(Collected data entries)
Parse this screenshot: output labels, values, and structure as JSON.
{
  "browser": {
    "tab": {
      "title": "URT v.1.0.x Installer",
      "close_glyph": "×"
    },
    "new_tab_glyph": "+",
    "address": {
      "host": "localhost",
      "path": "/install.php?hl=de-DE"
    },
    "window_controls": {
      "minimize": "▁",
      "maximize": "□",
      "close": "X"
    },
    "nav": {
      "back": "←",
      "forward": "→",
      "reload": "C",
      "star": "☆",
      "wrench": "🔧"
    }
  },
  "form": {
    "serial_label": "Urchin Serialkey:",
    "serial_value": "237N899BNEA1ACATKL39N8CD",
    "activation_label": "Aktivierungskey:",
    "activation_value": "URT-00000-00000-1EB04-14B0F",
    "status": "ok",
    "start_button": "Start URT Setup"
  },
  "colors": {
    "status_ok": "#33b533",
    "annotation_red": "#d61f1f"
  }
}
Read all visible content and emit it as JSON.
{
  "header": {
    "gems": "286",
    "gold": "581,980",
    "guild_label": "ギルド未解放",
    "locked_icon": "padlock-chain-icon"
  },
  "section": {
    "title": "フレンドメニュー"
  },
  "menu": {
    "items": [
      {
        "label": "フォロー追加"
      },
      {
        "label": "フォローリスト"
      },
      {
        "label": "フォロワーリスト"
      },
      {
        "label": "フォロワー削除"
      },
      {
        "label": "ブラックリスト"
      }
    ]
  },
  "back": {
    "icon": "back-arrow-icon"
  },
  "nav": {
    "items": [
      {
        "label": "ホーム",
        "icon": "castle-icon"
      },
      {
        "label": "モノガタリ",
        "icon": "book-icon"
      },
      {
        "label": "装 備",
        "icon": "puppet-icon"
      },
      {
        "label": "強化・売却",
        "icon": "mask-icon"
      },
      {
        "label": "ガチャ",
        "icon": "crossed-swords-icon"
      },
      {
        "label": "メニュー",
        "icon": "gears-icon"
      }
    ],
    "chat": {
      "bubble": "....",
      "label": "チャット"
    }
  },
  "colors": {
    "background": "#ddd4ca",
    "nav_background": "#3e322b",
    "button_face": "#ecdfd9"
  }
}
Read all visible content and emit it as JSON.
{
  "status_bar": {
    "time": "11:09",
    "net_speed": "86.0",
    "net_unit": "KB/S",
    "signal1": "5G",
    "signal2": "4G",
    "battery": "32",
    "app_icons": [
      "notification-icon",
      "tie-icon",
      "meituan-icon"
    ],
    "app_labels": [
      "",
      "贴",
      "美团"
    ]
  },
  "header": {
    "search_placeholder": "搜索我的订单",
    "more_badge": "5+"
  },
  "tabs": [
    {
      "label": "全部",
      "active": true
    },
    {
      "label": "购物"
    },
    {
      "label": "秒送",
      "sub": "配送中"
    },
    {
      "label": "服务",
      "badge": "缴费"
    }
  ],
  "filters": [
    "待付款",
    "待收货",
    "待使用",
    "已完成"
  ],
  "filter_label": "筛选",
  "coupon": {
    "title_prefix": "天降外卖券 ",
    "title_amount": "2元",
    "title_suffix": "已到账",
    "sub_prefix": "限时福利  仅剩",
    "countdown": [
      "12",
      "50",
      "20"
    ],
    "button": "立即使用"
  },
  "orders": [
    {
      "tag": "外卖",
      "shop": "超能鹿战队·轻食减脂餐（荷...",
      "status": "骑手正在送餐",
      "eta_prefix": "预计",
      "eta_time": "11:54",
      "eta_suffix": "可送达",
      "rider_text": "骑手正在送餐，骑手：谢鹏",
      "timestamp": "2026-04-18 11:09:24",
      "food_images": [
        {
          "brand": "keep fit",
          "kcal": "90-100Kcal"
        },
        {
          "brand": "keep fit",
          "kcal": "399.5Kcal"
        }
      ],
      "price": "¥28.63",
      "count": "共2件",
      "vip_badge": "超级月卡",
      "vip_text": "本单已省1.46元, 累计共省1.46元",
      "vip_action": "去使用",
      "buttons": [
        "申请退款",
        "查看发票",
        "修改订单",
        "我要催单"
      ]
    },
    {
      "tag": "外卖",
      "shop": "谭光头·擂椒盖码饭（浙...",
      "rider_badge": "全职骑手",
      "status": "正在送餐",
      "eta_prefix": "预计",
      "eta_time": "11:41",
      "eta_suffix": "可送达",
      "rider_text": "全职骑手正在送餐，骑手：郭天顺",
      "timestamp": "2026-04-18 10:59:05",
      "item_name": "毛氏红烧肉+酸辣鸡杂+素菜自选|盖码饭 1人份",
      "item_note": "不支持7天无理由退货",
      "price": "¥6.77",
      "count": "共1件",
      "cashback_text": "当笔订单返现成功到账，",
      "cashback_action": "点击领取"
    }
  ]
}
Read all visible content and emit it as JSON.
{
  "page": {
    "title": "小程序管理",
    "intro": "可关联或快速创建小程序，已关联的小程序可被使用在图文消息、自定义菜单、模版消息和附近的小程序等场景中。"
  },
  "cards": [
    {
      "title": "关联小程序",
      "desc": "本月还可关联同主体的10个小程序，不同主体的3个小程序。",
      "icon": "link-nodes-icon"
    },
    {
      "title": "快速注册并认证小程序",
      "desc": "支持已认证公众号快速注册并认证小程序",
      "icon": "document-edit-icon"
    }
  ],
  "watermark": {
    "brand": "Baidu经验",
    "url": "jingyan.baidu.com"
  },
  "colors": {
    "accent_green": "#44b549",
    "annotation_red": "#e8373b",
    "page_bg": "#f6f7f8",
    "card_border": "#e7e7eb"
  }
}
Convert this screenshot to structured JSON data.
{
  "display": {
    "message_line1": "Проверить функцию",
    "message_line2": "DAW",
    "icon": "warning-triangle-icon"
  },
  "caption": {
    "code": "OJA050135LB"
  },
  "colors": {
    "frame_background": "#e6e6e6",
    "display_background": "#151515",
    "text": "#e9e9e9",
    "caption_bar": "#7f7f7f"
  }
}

» **DIRECTION**
Output only the lines from the one holding "Convert this screenshot" through the last line above, exactly as they appear.

» **ANSWER TO THIS TASK**
Convert this screenshot to structured JSON data.
{
  "display": {
    "message_line1": "Проверить функцию",
    "message_line2": "DAW",
    "icon": "warning-triangle-icon"
  },
  "caption": {
    "code": "OJA050135LB"
  },
  "colors": {
    "frame_background": "#e6e6e6",
    "display_background": "#151515",
    "text": "#e9e9e9",
    "caption_bar": "#7f7f7f"
  }
}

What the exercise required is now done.